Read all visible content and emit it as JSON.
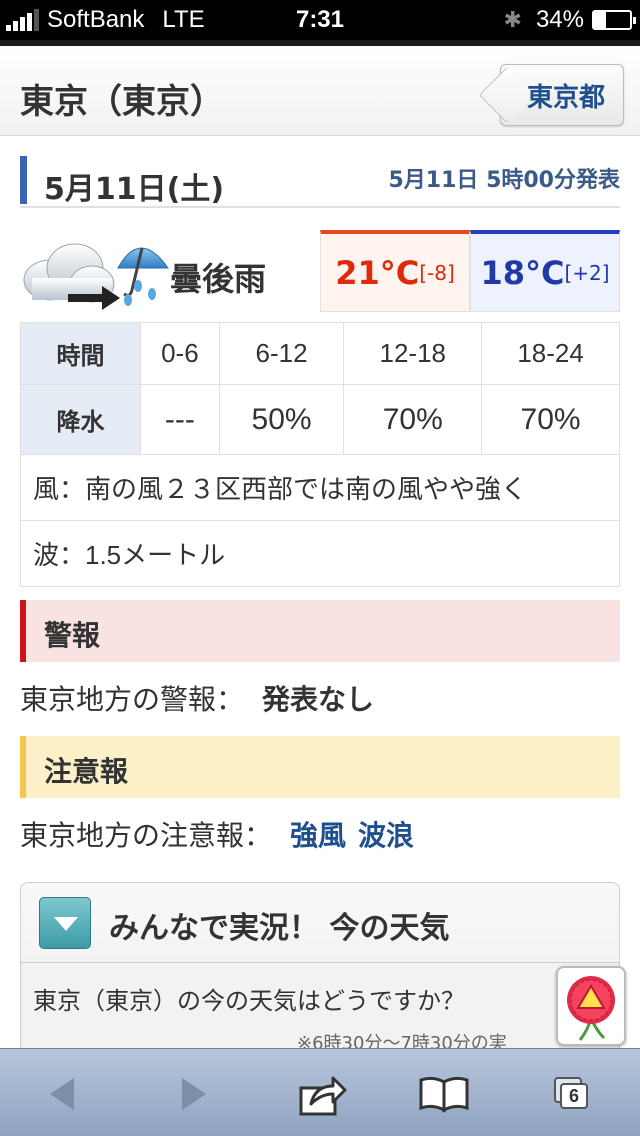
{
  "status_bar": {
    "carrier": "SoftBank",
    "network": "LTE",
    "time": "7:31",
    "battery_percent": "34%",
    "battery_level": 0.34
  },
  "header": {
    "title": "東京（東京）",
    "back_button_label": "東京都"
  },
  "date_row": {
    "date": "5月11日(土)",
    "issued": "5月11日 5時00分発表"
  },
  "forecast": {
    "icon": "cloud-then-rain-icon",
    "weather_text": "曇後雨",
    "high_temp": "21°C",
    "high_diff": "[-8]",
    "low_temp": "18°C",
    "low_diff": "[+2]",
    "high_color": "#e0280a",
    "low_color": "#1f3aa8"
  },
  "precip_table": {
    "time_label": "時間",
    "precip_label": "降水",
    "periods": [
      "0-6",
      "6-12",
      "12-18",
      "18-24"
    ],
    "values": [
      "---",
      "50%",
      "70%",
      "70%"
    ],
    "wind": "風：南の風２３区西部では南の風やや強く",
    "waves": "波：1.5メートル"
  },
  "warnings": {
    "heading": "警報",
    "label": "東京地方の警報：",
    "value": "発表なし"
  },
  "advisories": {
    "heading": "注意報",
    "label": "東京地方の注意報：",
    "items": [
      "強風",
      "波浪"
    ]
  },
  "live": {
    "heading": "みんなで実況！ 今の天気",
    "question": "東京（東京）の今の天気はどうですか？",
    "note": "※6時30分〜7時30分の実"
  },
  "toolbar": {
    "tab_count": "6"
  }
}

============================================================

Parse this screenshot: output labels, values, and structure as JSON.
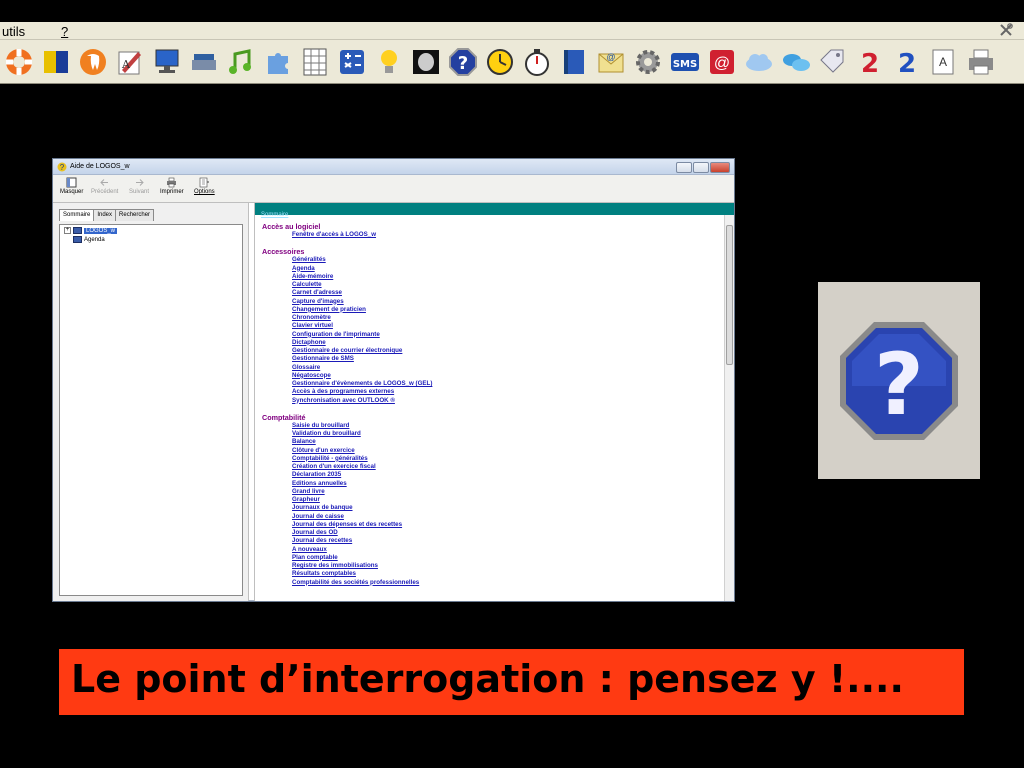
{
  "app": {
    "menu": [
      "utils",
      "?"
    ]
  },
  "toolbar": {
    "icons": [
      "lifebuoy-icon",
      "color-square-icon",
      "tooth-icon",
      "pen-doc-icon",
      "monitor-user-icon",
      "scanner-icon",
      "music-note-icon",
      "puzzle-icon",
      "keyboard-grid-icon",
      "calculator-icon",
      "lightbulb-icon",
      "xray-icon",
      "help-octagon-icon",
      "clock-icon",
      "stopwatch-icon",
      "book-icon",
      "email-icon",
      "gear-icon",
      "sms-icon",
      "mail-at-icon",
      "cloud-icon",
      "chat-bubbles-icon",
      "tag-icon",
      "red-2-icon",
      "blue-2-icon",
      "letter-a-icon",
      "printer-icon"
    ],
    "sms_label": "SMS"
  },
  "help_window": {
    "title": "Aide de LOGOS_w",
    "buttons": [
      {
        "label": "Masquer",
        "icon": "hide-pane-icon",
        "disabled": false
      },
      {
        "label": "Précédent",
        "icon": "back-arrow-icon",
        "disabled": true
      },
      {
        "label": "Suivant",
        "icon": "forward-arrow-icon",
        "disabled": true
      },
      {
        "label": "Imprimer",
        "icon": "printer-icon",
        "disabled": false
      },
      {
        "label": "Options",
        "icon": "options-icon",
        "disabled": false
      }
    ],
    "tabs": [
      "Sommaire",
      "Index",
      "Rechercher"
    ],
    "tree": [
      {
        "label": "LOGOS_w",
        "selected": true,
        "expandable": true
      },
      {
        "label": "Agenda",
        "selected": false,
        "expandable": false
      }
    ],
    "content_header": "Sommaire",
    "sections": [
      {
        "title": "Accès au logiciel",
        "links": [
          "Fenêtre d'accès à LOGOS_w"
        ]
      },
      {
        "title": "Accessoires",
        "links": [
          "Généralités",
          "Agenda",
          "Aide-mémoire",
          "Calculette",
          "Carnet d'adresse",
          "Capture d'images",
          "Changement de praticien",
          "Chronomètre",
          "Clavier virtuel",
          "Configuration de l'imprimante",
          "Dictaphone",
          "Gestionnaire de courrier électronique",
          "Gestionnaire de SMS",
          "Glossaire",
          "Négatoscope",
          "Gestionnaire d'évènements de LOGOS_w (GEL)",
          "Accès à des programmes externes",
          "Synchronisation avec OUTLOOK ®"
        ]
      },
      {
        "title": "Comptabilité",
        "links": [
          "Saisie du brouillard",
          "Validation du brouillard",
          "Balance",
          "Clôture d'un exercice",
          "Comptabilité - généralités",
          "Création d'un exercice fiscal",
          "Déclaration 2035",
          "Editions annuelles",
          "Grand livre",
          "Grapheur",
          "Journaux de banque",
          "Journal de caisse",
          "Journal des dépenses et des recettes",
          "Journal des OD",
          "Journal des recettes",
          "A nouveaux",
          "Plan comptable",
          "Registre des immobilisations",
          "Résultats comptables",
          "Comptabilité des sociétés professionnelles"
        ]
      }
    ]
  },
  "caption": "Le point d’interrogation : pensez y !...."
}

============================================================

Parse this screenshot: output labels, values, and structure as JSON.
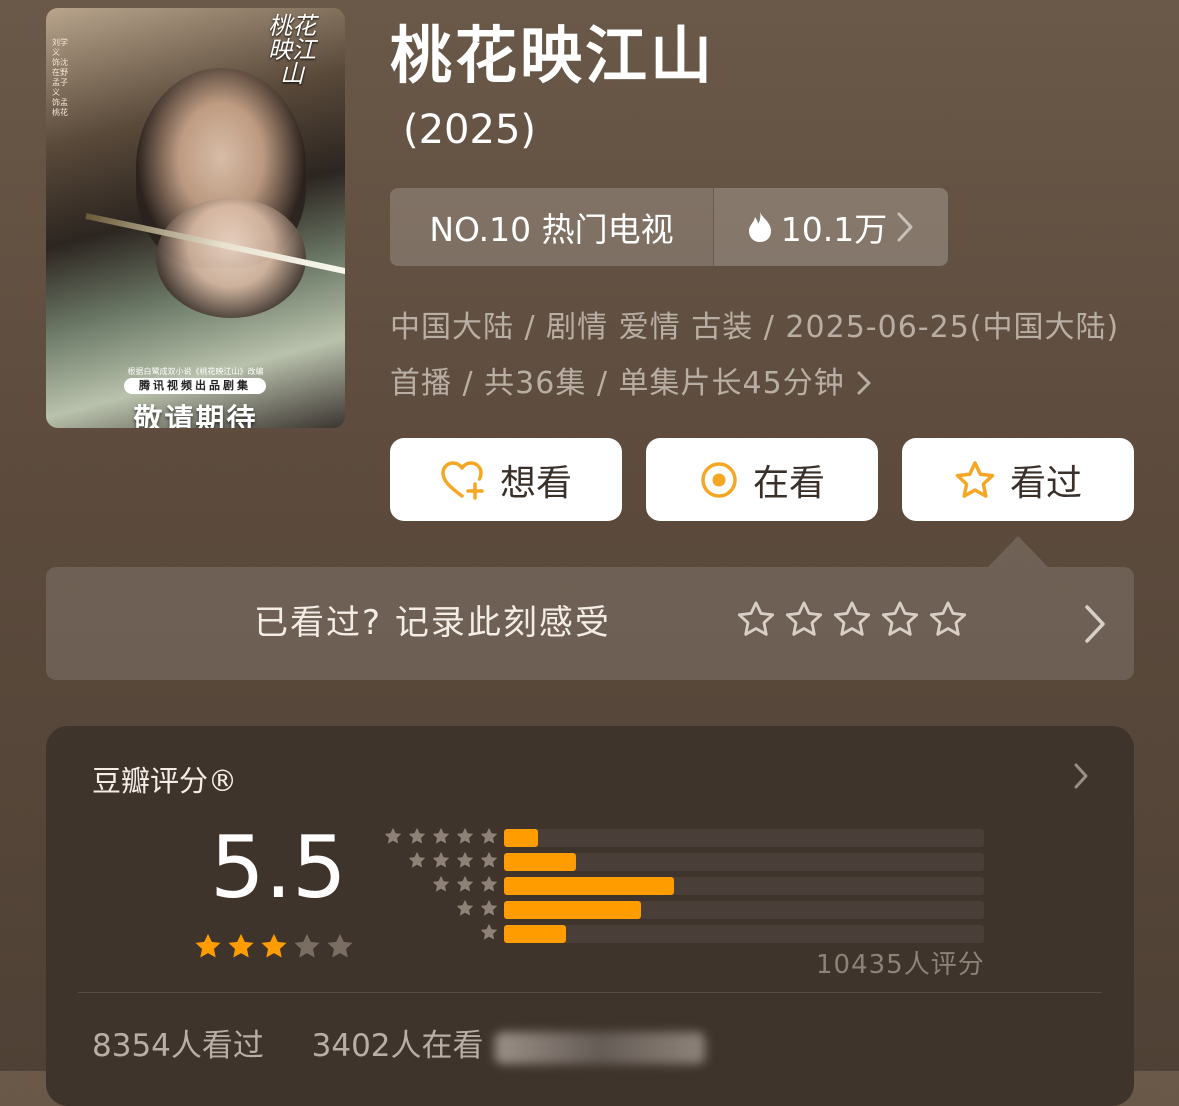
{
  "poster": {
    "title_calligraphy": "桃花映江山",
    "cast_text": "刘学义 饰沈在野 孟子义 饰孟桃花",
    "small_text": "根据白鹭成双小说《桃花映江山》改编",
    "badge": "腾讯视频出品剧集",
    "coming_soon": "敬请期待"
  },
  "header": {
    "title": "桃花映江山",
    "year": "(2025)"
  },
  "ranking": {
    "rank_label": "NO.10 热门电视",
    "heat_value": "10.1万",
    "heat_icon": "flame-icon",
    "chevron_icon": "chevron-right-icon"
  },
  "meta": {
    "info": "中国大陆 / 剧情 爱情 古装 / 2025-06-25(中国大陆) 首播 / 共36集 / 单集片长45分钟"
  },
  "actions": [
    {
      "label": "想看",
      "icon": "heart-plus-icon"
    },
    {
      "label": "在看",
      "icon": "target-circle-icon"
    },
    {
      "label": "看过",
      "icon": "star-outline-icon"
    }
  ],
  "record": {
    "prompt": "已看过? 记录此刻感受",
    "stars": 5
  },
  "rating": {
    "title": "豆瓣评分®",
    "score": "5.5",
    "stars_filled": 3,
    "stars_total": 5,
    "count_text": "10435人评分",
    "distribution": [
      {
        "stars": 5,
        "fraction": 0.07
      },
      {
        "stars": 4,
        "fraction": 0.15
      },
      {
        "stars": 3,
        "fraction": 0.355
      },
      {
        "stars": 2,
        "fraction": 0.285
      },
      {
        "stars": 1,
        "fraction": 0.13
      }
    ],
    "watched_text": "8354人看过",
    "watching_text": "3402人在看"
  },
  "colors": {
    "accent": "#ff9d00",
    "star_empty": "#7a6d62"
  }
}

============================================================

_TASK TO COMPLETE:_ Return all lines containing the word "Journal".

_FULL SOLUTION:_
          "Journal de caisse",
          "Journal des dépenses et des recettes",
          "Journal des OD",
          "Journal des recettes",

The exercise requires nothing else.